> _Passage_:
========


    Addendum 2024-07-22 16:29: Nvm, I read the code completely wrong on my mobile lol

  • Duston (unregistered)

    "...take a lot of experience to make some as stupid like that work " Objection! Assumes facts not in evidence

  • Davide (unregistered) in reply to DocMonster

    I once debugged a couple of Python lines that looked absolutely innocent but for some reason took forever to complete:

    temp_histogram = sensor.histogram curr_histogram = sensor.histogram

    in the end I found out that sensor.histogram was a Python decorator hiding a "getter" function which was actually fetching data from the hardware via a 9600 baud serial protocol... an operation which took from 3 to 5 seconds to complete... and these two lines were inside a loop touching all sensors... 50% speed boost by just replacing the second line with "curr_histogram = temp_histogram"!!!

  • (nodebb)

    Magic properties belong in Vegas, not in your code.

========

> _Record set_:
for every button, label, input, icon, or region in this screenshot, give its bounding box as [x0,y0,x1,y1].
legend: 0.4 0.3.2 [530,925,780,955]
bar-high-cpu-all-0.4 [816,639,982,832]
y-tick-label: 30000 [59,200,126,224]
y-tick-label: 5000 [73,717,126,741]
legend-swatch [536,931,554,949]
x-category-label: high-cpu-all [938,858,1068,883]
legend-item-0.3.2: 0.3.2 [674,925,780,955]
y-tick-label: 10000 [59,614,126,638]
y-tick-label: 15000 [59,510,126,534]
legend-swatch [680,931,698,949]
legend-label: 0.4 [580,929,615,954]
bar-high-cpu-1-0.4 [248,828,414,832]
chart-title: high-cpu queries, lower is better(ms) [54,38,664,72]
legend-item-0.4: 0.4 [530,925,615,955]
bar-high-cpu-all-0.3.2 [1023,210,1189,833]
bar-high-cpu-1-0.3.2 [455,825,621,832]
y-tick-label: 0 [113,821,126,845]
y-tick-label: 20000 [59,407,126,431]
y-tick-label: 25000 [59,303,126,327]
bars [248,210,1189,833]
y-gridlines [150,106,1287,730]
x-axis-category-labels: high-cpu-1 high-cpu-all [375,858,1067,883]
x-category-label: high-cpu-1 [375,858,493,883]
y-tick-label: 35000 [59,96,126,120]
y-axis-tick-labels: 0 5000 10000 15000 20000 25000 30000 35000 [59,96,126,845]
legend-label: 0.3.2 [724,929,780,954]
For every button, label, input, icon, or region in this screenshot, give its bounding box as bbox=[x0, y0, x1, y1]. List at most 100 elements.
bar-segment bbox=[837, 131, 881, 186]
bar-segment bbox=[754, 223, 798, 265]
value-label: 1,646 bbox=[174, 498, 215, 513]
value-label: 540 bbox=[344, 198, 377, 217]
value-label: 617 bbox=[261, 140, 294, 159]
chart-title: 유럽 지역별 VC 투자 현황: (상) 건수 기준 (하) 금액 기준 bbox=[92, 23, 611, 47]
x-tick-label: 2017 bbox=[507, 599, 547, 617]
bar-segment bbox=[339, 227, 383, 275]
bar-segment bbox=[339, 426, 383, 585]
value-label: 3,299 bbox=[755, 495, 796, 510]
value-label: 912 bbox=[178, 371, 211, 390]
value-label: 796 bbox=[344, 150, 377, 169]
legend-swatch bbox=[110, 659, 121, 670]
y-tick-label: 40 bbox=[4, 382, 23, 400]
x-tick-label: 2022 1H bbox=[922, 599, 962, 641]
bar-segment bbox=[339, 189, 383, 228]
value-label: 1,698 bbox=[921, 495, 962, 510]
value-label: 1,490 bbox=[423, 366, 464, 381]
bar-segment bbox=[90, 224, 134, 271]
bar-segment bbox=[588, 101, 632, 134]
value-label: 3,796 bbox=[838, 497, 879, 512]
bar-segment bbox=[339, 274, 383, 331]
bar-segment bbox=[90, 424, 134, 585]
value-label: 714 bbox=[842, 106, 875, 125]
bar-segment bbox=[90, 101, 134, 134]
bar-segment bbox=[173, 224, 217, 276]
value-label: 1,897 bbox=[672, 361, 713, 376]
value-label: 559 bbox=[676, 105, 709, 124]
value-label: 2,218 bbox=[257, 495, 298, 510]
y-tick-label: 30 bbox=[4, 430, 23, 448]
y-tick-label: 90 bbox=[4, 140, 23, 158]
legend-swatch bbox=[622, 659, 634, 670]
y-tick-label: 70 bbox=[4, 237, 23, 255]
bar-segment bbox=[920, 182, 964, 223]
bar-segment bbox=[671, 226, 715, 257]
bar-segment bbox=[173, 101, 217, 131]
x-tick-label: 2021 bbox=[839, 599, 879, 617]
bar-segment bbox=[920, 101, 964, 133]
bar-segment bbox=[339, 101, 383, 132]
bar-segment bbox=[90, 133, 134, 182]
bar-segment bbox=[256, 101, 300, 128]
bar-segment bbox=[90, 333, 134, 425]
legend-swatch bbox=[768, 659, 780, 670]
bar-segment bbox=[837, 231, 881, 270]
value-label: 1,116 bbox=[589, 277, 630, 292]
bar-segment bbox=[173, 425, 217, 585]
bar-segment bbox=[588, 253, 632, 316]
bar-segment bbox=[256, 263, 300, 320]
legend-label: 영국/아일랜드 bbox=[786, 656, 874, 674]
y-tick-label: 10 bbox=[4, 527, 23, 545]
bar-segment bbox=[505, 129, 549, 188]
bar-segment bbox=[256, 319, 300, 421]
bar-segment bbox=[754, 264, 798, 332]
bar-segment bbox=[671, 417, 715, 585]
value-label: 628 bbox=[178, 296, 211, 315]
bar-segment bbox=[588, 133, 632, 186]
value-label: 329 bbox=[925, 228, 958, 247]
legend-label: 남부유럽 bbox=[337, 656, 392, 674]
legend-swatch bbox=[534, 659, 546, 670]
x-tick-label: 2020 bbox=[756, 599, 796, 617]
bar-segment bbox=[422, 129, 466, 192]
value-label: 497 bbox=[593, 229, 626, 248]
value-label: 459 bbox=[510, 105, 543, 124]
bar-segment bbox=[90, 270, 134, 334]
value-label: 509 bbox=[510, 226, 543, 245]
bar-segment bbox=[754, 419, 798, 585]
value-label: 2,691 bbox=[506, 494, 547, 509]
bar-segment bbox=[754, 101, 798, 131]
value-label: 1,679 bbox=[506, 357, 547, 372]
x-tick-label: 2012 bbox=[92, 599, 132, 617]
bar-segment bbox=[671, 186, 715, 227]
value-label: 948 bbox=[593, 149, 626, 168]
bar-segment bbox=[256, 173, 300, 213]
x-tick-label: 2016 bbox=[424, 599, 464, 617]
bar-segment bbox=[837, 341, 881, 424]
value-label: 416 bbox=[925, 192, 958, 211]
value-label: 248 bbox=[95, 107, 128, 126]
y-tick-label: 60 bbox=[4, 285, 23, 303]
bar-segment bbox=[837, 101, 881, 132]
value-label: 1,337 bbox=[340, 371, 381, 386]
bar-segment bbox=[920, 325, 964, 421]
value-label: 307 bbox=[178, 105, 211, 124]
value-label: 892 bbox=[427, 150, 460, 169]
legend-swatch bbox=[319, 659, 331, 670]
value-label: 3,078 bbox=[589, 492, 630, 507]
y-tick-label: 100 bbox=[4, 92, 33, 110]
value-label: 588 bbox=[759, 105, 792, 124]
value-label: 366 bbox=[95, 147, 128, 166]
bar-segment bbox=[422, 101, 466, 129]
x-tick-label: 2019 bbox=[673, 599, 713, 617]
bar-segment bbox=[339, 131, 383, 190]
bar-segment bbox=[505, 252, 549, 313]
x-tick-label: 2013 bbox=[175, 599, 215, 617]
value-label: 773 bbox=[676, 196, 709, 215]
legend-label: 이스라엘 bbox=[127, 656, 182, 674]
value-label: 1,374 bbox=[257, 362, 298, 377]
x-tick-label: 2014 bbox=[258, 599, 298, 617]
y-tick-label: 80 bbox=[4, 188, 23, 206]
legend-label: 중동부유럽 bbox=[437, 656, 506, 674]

========

> _Questions_:
**1)** In the comment thread, what baud rate did the serial protocol in Davide's story use?
**2)** Edit the comment thread from "temp_histogram = sensor.histogram" up to and including "in your code.", changing "Vegas" to "Reno".
**3)** Which user names does the comment thread mention, either as commenters or as someone being replied to?

> _Solutions for each task_:
**1)** 9600 baud

**2)**
temp_histogram = sensor.histogram curr_histogram = sensor.histogram

    in the end I found out that sensor.histogram was a Python decorator hiding a "getter" function which was actually fetching data from the hardware via a 9600 baud serial protocol... an operation which took from 3 to 5 seconds to complete... and these two lines were inside a loop touching all sensors... 50% speed boost by just replacing the second line with "curr_histogram = temp_histogram"!!!

  • (nodebb)

    Magic properties belong in Reno, not in your code.

**3)** Duston, Davide, DocMonster